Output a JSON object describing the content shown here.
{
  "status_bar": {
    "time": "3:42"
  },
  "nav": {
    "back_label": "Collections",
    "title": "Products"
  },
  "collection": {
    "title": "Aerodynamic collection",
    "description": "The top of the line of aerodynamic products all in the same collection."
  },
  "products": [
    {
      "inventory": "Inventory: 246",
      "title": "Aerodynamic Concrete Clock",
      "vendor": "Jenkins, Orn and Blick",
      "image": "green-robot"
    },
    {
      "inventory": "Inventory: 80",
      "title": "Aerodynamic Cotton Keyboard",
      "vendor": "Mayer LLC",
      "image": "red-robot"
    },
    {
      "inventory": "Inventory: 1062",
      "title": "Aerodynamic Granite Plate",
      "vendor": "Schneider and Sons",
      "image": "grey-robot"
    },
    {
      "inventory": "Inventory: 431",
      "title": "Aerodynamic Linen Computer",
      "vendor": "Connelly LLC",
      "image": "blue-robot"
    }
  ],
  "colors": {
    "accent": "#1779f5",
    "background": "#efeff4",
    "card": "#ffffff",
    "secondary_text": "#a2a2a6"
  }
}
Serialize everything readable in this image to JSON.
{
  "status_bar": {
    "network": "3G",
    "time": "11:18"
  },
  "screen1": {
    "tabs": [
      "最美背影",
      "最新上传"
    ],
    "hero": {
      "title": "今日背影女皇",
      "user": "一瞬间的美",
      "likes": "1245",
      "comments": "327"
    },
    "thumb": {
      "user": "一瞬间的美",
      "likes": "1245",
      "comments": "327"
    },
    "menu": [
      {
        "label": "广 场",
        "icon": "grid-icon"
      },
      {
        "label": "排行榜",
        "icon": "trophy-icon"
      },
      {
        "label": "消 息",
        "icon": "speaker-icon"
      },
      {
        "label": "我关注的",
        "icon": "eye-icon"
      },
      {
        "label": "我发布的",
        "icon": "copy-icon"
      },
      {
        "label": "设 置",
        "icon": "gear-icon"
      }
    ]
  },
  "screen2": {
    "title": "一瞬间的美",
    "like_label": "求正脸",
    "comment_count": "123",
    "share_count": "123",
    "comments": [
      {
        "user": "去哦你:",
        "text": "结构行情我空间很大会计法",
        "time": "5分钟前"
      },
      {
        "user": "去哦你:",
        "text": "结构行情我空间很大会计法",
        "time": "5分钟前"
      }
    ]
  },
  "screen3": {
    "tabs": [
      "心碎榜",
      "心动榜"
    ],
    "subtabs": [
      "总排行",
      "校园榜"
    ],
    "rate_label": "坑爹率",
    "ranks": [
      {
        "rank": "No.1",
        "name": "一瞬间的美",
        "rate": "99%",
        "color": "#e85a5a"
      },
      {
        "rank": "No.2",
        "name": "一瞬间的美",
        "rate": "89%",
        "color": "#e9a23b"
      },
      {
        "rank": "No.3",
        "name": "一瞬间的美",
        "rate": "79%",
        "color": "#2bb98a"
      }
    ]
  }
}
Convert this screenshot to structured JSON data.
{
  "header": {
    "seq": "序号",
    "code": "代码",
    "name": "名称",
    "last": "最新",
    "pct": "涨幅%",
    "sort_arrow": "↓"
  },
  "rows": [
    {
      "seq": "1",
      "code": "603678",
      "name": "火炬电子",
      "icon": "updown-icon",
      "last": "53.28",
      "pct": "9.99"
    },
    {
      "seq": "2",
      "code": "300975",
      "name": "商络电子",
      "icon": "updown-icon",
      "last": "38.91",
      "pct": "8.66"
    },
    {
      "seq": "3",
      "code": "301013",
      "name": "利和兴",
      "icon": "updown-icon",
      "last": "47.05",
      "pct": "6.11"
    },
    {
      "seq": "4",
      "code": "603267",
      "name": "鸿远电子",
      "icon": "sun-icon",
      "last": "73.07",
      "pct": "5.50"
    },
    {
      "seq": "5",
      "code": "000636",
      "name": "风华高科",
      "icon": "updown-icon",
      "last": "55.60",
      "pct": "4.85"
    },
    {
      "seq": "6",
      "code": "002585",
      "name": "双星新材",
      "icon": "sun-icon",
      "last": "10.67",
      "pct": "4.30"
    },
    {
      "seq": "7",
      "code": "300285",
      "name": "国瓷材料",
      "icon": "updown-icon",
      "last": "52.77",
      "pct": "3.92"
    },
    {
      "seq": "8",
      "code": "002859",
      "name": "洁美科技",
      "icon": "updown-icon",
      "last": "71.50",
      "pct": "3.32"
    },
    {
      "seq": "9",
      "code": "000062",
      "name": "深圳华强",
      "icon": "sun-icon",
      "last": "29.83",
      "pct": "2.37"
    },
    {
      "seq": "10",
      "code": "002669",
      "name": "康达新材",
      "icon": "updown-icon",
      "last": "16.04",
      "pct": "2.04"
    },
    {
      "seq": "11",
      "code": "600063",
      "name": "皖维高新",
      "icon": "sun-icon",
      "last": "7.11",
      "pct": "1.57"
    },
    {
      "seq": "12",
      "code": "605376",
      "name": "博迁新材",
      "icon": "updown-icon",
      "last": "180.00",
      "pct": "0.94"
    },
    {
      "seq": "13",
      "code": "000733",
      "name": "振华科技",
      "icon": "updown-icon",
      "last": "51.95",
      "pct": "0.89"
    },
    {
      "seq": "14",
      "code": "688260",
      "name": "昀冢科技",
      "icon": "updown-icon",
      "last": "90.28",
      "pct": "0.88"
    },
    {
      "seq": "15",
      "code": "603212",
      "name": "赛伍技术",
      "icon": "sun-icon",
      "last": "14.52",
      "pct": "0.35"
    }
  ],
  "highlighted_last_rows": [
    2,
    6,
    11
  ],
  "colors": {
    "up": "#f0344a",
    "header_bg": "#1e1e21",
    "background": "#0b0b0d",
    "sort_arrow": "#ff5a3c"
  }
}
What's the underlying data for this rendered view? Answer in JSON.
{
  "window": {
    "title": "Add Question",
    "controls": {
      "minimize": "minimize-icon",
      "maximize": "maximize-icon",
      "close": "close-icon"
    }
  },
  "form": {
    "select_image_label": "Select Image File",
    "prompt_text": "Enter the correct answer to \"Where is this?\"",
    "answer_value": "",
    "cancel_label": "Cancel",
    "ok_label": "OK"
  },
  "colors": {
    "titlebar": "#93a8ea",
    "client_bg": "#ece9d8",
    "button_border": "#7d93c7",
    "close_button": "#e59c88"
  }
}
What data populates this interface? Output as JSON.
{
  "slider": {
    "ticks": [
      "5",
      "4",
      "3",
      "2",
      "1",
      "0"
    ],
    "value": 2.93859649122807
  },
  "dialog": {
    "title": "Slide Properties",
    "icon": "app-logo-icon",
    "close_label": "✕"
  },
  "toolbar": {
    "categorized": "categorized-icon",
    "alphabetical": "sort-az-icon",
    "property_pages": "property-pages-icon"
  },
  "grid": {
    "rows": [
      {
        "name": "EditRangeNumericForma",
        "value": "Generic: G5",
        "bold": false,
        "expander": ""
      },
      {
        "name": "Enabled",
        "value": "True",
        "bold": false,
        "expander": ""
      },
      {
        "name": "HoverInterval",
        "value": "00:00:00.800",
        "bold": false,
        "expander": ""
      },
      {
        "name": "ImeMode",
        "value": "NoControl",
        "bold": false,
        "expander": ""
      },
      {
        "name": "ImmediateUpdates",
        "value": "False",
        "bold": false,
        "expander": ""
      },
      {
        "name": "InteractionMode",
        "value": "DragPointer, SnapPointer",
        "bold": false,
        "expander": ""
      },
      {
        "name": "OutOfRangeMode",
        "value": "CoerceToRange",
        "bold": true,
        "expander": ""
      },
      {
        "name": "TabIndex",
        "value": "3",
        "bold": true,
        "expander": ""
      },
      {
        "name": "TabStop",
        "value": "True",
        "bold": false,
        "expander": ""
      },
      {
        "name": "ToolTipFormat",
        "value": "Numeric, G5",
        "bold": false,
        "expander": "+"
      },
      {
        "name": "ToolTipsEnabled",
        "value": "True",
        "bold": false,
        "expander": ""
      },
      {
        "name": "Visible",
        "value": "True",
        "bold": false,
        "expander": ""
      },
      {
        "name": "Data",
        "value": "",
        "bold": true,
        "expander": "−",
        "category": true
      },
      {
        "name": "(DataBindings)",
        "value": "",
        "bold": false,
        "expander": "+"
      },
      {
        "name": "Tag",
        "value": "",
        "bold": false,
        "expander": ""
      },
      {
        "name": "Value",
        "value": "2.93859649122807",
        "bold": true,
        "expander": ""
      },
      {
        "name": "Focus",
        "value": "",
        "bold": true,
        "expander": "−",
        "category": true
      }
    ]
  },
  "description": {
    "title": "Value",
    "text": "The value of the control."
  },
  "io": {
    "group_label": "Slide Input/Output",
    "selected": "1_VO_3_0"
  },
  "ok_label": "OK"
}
——
AIM:
Search the listing for the word "inventory" and return each line that holds it.

WORKED ANSWER:
      "inventory": "Inventory: 246",
      "inventory": "Inventory: 80",
      "inventory": "Inventory: 1062",
      "inventory": "Inventory: 431",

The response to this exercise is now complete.